[TASK GOAL]: Read the listing and extract each line that includes the word "liquidar".

┌──

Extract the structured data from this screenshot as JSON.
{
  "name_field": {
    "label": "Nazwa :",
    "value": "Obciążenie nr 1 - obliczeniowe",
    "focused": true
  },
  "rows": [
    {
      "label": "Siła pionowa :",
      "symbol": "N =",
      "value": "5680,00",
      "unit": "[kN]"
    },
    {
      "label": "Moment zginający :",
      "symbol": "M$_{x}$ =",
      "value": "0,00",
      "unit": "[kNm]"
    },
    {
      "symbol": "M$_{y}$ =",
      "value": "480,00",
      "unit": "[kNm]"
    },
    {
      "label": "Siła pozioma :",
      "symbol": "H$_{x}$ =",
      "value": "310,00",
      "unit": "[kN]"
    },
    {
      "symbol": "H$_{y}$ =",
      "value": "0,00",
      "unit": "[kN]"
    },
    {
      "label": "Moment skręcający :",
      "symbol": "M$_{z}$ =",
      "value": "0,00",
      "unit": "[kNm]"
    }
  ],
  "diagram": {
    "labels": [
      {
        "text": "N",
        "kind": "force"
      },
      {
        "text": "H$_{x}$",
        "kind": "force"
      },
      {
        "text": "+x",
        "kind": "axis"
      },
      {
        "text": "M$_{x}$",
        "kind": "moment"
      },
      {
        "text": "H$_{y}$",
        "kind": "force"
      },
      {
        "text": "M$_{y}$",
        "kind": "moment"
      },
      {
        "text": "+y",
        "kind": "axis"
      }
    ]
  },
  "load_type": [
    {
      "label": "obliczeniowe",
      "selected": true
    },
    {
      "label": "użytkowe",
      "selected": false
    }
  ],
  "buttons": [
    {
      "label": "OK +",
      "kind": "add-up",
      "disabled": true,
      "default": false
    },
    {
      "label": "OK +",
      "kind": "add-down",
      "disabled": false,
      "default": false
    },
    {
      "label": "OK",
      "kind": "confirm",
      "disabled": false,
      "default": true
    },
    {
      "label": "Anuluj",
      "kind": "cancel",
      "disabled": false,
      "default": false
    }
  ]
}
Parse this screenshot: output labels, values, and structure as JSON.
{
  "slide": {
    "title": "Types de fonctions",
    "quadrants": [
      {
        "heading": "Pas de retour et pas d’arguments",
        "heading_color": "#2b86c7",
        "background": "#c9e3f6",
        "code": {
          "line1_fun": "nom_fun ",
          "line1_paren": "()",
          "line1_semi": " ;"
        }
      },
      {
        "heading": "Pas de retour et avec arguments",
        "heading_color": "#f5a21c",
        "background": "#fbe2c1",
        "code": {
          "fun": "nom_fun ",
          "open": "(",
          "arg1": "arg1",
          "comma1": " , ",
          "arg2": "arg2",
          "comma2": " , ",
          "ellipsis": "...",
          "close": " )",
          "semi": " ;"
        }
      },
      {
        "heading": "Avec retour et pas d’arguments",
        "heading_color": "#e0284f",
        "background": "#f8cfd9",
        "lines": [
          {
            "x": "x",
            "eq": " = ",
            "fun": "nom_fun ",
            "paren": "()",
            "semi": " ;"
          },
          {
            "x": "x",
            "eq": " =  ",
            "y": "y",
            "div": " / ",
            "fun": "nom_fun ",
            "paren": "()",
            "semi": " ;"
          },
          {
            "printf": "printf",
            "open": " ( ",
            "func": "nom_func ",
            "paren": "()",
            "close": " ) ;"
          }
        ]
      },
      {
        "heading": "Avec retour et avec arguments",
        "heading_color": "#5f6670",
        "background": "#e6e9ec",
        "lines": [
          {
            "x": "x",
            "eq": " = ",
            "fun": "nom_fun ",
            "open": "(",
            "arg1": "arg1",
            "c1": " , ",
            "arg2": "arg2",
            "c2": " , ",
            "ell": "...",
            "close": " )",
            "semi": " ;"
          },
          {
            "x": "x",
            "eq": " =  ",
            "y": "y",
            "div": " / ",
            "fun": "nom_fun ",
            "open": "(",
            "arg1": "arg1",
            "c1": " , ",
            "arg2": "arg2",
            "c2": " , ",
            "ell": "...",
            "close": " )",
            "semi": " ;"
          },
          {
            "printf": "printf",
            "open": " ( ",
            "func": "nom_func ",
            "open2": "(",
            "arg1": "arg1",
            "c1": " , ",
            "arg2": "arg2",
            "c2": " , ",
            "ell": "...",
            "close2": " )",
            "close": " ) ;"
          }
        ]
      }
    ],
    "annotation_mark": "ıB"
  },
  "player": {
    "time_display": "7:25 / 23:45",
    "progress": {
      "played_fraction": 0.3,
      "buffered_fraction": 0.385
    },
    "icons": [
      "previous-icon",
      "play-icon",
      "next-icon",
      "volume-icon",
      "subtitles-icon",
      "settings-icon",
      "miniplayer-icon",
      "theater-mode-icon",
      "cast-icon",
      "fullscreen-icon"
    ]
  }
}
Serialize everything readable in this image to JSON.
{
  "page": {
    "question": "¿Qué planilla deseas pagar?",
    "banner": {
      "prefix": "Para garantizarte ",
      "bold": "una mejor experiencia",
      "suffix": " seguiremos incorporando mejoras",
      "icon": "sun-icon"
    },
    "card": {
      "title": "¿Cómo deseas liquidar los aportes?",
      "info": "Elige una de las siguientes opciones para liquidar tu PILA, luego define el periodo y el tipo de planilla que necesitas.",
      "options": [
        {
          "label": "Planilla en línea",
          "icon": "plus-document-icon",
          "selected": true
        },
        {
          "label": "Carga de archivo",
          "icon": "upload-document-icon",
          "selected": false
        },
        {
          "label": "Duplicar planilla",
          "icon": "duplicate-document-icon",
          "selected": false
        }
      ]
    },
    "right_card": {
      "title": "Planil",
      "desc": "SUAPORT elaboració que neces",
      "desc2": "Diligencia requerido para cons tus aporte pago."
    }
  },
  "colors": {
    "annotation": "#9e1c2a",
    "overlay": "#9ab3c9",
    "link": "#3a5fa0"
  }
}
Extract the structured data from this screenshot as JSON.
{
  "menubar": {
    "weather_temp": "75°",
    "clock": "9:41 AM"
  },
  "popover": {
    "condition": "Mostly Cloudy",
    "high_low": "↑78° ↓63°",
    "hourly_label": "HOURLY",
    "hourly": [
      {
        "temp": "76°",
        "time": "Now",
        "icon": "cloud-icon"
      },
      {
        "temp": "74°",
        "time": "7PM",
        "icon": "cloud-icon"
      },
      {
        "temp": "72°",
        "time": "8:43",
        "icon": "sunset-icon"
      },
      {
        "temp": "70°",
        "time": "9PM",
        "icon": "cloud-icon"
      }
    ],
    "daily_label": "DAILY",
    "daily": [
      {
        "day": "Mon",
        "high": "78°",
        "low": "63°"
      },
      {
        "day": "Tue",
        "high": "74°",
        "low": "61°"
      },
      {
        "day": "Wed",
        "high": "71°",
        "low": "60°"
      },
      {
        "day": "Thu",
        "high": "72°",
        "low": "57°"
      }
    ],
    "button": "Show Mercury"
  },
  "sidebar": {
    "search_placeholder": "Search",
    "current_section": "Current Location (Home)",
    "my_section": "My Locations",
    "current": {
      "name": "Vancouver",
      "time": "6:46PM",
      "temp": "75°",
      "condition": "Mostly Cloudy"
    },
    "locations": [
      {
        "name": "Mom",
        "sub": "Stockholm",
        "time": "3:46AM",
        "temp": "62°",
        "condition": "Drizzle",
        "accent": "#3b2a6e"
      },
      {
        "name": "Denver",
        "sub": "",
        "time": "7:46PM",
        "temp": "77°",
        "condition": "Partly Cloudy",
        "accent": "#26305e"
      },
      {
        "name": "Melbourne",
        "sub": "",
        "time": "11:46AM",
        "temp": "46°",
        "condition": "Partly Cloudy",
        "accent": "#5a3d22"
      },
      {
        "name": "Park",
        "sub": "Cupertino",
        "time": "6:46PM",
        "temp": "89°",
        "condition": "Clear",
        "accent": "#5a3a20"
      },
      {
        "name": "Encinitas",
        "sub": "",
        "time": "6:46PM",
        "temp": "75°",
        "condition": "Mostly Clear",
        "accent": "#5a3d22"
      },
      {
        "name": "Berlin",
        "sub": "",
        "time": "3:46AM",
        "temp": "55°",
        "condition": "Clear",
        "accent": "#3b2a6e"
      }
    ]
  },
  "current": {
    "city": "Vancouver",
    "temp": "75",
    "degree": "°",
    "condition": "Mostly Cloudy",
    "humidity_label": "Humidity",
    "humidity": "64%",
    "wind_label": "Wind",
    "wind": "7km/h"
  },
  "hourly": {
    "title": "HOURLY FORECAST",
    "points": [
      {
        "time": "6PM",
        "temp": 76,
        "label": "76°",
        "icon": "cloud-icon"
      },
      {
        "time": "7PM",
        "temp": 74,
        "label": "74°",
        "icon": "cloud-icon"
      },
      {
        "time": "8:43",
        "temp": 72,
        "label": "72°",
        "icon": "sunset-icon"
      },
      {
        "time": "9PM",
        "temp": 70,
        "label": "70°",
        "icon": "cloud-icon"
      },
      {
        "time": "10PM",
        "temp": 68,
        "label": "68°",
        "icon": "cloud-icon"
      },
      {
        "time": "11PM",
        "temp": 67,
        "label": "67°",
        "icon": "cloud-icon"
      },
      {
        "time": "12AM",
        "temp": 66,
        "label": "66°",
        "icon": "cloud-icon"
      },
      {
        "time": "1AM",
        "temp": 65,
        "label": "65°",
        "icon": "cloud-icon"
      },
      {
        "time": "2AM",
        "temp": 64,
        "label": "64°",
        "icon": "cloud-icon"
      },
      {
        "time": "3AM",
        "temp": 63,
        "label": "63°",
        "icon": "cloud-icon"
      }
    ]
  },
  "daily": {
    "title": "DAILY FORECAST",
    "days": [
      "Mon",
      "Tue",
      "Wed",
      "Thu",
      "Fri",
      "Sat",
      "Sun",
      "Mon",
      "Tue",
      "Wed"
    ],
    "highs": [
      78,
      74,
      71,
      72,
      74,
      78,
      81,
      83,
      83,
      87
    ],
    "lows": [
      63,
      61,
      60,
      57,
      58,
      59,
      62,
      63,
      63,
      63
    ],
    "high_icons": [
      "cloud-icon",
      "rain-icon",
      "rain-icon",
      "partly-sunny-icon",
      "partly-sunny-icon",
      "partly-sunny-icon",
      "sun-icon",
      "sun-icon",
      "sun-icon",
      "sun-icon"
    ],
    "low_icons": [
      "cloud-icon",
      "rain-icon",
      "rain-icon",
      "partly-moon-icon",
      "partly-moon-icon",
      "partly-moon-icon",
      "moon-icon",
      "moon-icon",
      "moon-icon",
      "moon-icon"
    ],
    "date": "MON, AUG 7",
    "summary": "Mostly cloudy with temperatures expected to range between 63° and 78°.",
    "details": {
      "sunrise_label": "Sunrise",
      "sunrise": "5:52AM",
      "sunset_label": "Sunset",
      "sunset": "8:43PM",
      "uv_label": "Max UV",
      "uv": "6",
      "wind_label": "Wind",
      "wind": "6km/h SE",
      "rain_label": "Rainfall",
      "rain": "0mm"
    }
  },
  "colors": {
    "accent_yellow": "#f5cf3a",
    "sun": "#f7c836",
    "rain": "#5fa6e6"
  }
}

└──

[THE COMPLETED TASK]:
      "title": "¿Cómo deseas liquidar los aportes?",
      "info": "Elige una de las siguientes opciones para liquidar tu PILA, luego define el periodo y el tipo de planilla que necesitas.",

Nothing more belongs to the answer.